__Set exercise__: How many lines of the material below contain the string "item"? Reply with the count alone.

>> begin Data section

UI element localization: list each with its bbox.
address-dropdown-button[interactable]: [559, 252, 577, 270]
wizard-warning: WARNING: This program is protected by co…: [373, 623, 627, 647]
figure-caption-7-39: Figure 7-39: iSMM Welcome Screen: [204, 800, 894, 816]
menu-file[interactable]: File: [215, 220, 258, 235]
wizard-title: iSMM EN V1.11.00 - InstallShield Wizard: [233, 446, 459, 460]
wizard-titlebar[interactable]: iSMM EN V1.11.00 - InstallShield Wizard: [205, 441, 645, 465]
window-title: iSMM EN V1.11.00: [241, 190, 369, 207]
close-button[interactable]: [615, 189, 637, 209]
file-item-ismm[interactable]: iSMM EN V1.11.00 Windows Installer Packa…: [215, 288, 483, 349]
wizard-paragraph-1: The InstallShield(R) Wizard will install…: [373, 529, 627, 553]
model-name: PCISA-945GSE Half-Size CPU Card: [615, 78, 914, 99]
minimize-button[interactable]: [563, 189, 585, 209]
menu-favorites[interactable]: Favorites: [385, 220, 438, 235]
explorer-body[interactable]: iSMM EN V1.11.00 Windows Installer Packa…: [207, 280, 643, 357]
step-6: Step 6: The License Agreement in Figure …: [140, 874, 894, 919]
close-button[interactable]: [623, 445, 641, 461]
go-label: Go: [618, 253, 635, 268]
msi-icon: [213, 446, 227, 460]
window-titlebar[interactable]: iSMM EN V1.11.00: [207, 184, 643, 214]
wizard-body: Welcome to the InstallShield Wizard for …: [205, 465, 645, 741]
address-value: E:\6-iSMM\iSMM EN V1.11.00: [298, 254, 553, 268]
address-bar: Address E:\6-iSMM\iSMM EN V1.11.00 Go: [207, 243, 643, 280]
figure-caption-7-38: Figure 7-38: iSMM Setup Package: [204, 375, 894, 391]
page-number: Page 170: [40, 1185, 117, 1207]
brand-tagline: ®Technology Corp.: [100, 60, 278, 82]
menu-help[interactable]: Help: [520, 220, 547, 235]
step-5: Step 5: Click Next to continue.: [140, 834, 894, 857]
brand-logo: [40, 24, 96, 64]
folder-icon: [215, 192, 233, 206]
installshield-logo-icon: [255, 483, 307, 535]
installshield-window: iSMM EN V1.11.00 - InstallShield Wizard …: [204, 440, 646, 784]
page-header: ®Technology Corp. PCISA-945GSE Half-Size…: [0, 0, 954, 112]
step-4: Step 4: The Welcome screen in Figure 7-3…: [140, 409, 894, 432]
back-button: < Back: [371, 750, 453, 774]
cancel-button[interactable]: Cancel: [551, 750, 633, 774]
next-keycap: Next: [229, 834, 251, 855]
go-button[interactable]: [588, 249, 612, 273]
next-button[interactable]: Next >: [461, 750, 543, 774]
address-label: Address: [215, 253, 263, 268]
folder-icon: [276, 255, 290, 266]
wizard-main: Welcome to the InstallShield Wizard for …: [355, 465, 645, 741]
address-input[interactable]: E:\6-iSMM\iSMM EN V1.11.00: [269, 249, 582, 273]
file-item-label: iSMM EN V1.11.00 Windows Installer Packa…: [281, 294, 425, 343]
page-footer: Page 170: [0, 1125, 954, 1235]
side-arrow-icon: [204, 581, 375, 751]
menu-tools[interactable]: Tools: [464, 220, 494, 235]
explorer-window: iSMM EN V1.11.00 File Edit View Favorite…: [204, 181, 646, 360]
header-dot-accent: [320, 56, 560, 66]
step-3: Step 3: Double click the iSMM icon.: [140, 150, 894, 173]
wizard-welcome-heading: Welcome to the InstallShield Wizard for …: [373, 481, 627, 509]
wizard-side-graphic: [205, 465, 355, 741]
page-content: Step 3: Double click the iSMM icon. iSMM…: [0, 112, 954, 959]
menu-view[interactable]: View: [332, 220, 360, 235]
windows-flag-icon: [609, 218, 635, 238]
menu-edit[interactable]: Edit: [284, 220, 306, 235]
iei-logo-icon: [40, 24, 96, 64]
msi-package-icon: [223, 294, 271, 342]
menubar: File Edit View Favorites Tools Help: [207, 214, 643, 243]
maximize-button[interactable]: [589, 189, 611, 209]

>> end Data section

__Exercise result__: 2